WHAT YOU NEED TO DO: Copy out the data exactly, leaving the pictures behind.

◇ ◇ ◇

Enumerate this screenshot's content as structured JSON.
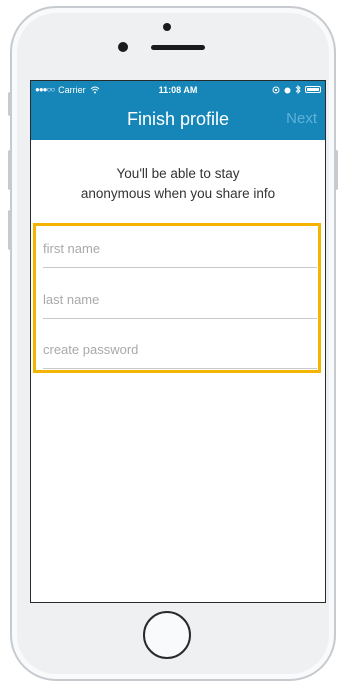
{
  "status_bar": {
    "carrier": "Carrier",
    "time": "11:08 AM"
  },
  "nav": {
    "title": "Finish profile",
    "next_label": "Next"
  },
  "subtitle": {
    "line1": "You'll be able to stay",
    "line2": "anonymous when you share info"
  },
  "form": {
    "first_name_placeholder": "first name",
    "last_name_placeholder": "last name",
    "password_placeholder": "create password"
  },
  "colors": {
    "nav_bg": "#1686b8",
    "highlight_border": "#f4b400"
  }
}
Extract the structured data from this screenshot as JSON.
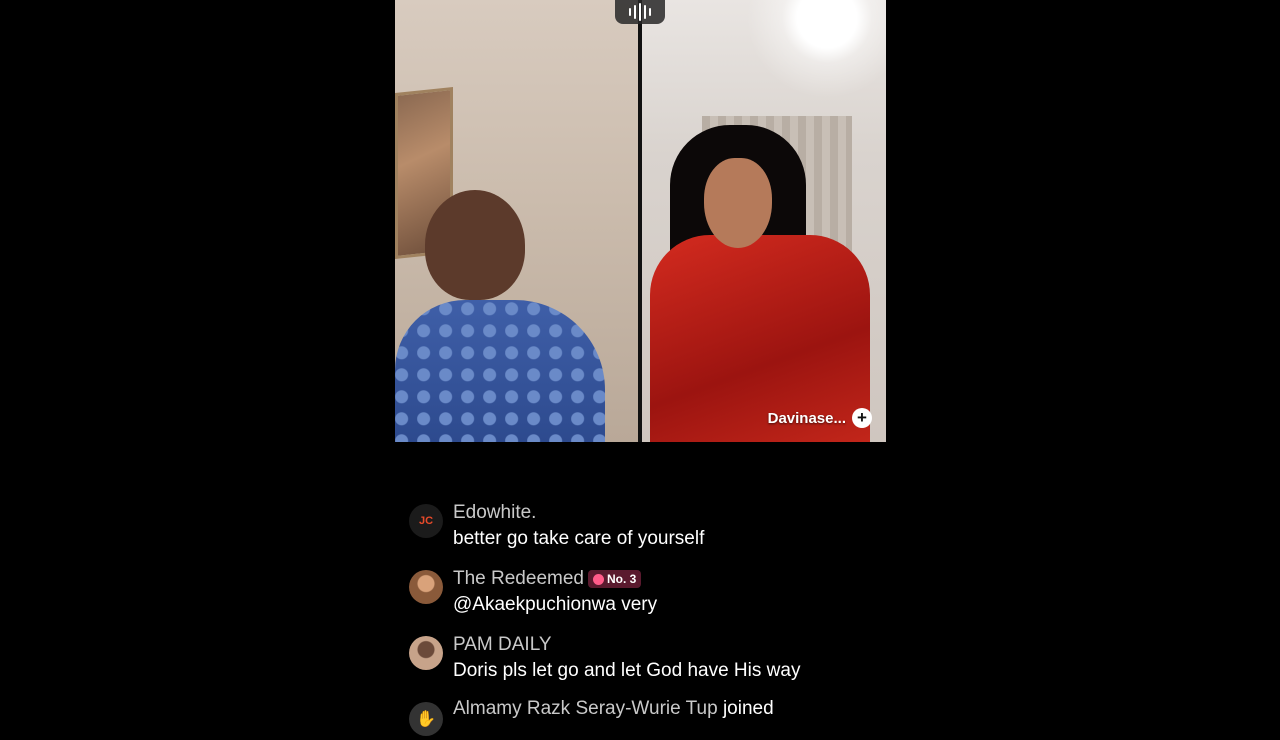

◇ ◇ ◇

ANSWER TO THE TASK:
Enumerate this screenshot's content as structured JSON.
{
  "status_bar": {
    "carrier": "Carrier",
    "time": "11:08 AM"
  },
  "nav": {
    "title": "Finish profile",
    "next_label": "Next"
  },
  "subtitle": {
    "line1": "You'll be able to stay",
    "line2": "anonymous when you share info"
  },
  "form": {
    "first_name_placeholder": "first name",
    "last_name_placeholder": "last name",
    "password_placeholder": "create password"
  },
  "colors": {
    "nav_bg": "#1686b8",
    "highlight_border": "#f4b400"
  }
}
Extract the structured data from this screenshot as JSON.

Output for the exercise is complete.